Only a number is wanted. Count the lines holding the string "воображении".

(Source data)
· · · · ·

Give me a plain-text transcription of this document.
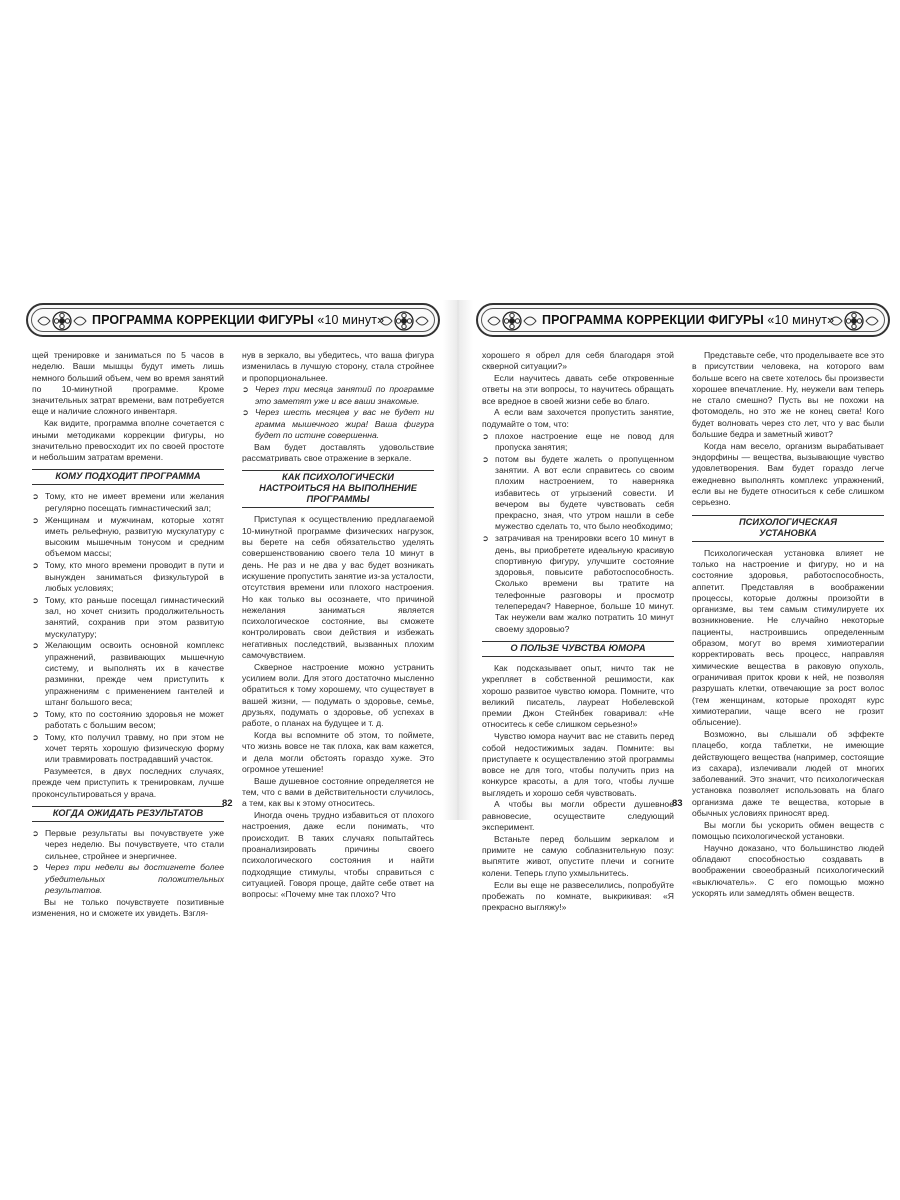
ПРОГРАММА КОРРЕКЦИИ ФИГУРЫ «10 минут»

щей тренировке и заниматься по 5 часов в неделю. Ваши мышцы будут иметь лишь немного больший объем, чем во время занятий по 10-минутной программе. Кроме значительных затрат времени, вам потребуется еще и наличие сложного инвентаря.

Как видите, программа вполне сочетается с иными методиками коррекции фигуры, но значительно превосходит их по своей простоте и небольшим затратам времени.

КОМУ ПОДХОДИТ ПРОГРАММА
➲ Тому, кто не имеет времени или желания регулярно посещать гимнастический зал;
➲ Женщинам и мужчинам, которые хотят иметь рельефную, развитую мускулатуру с высоким мышечным тонусом и средним объемом массы;
➲ Тому, кто много времени проводит в пути и вынужден заниматься физкультурой в любых условиях;
➲ Тому, кто раньше посещал гимнастический зал, но хочет снизить продолжительность занятий, сохранив при этом развитую мускулатуру;
➲ Желающим освоить основной комплекс упражнений, развивающих мышечную систему, и выполнять их в качестве разминки, прежде чем приступить к упражнениям с применением гантелей и штанг большого веса;
➲ Тому, кто по состоянию здоровья не может работать с большим весом;
➲ Тому, кто получил травму, но при этом не хочет терять хорошую физическую форму или травмировать пострадавший участок.

Разумеется, в двух последних случаях, прежде чем приступить к тренировкам, лучше проконсультироваться у врача.

КОГДА ОЖИДАТЬ РЕЗУЛЬТАТОВ
➲ Первые результаты вы почувствуете уже через неделю. Вы почувствуете, что стали сильнее, стройнее и энергичнее.
➲ Через три недели вы достигнете более убедительных положительных результатов.

Вы не только почувствуете позитивные изменения, но и сможете их увидеть. Взгля-

нув в зеркало, вы убедитесь, что ваша фигура изменилась в лучшую сторону, стала стройнее и пропорциональнее.

➲ Через три месяца занятий по программе это заметят уже и все ваши знакомые.
➲ Через шесть месяцев у вас не будет ни грамма мышечного жира! Ваша фигура будет по истине совершенна.

Вам будет доставлять удовольствие рассматривать свое отражение в зеркале.

КАК ПСИХОЛОГИЧЕСКИ
НАСТРОИТЬСЯ НА ВЫПОЛНЕНИЕ ПРОГРАММЫ

Приступая к осуществлению предлагаемой 10-минутной программе физических нагрузок, вы берете на себя обязательство уделять совершенствованию своего тела 10 минут в день. Не раз и не два у вас будет возникать искушение пропустить занятие из-за усталости, отсутствия времени или плохого настроения. Но как только вы осознаете, что причиной нежелания заниматься является психологическое состояние, вы сможете контролировать свои действия и избежать негативных последствий, вызванных плохим самочувствием.

Скверное настроение можно устранить усилием воли. Для этого достаточно мысленно обратиться к тому хорошему, что существует в вашей жизни, — подумать о здоровье, семье, друзьях, подумать о здоровье, об успехах в работе, о планах на будущее и т. д.

Когда вы вспомните об этом, то поймете, что жизнь вовсе не так плоха, как вам кажется, и дела могли обстоять гораздо хуже. Это огромное утешение!

Ваше душевное состояние определяется не тем, что с вами в действительности случилось, а тем, как вы к этому относитесь.

Иногда очень трудно избавиться от плохого настроения, даже если понимать, что происходит. В таких случаях попытайтесь проанализировать причины своего психологического состояния и найти подходящие стимулы, чтобы справиться с ситуацией. Говоря проще, дайте себе ответ на вопросы: «Почему мне так плохо? Что

82
ПРОГРАММА КОРРЕКЦИИ ФИГУРЫ «10 минут»

хорошего я обрел для себя благодаря этой скверной ситуации?»

Если научитесь давать себе откровенные ответы на эти вопросы, то научитесь обращать все вредное в своей жизни себе во благо.

А если вам захочется пропустить занятие, подумайте о том, что:

➲ плохое настроение еще не повод для пропуска занятия;
➲ потом вы будете жалеть о пропущенном занятии. А вот если справитесь со своим плохим настроением, то наверняка избавитесь от угрызений совести. И вечером вы будете чувствовать себя прекрасно, зная, что утром нашли в себе мужество сделать то, что было необходимо;
➲ затрачивая на тренировки всего 10 минут в день, вы приобретете идеальную красивую спортивную фигуру, улучшите состояние здоровья, повысите работоспособность. Сколько времени вы тратите на телефонные разговоры и просмотр телепередач? Наверное, больше 10 минут. Так неужели вам жалко потратить 10 минут своему здоровью?
О ПОЛЬЗЕ ЧУВСТВА ЮМОРА

Как подсказывает опыт, ничто так не укрепляет в собственной решимости, как хорошо развитое чувство юмора. Помните, что великий писатель, лауреат Нобелевской премии Джон Стейнбек говаривал: «Не относитесь к себе слишком серьезно!»

Чувство юмора научит вас не ставить перед собой недостижимых задач. Помните: вы приступаете к осуществлению этой программы вовсе не для того, чтобы получить приз на конкурсе красоты, а для того, чтобы лучше выглядеть и хорошо себя чувствовать.

А чтобы вы могли обрести душевное равновесие, осуществите следующий эксперимент.

Встаньте перед большим зеркалом и примите не самую соблазнительную позу: выпятите живот, опустите плечи и согните колени. Теперь глупо ухмыльнитесь.

Если вы еще не развеселились, попробуйте пробежать по комнате, выкрикивая: «Я прекрасно выгляжу!»

Представьте себе, что проделываете все это в присутствии человека, на которого вам больше всего на свете хотелось бы произвести хорошее впечатление. Ну, неужели вам теперь не стало смешно? Пусть вы не похожи на фотомодель, но это же не конец света! Кого будет волновать через сто лет, что у вас были большие бедра и заметный живот?

Когда нам весело, организм вырабатывает эндорфины — вещества, вызывающие чувство удовлетворения. Вам будет гораздо легче ежедневно выполнять комплекс упражнений, если вы не будете относиться к себе слишком серьезно.

ПСИХОЛОГИЧЕСКАЯ
УСТАНОВКА

Психологическая установка влияет не только на настроение и фигуру, но и на состояние здоровья, работоспособность, аппетит. Представляя в воображении процессы, которые должны произойти в организме, вы тем самым стимулируете их возникновение. Не случайно некоторые пациенты, настроившись определенным образом, могут во время химиотерапии корректировать весь процесс, направляя химические вещества в раковую опухоль, ограничивая приток крови к ней, не позволяя разрушать клетки, отвечающие за рост волос (тем женщинам, которые проходят курс химиотерапии, чаще всего не грозит облысение).

Возможно, вы слышали об эффекте плацебо, когда таблетки, не имеющие действующего вещества (например, состоящие из сахара), излечивали людей от многих заболеваний. Это значит, что психологическая установка позволяет использовать на благо организма даже те вещества, которые в обычных условиях приносят вред.

Вы могли бы ускорить обмен веществ с помощью психологической установки.

Научно доказано, что большинство людей обладают способностью создавать в воображении своеобразный психологический «выключатель». С его помощью можно ускорять или замедлять обмен веществ.

83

· · · · ·

Answer to this task:
2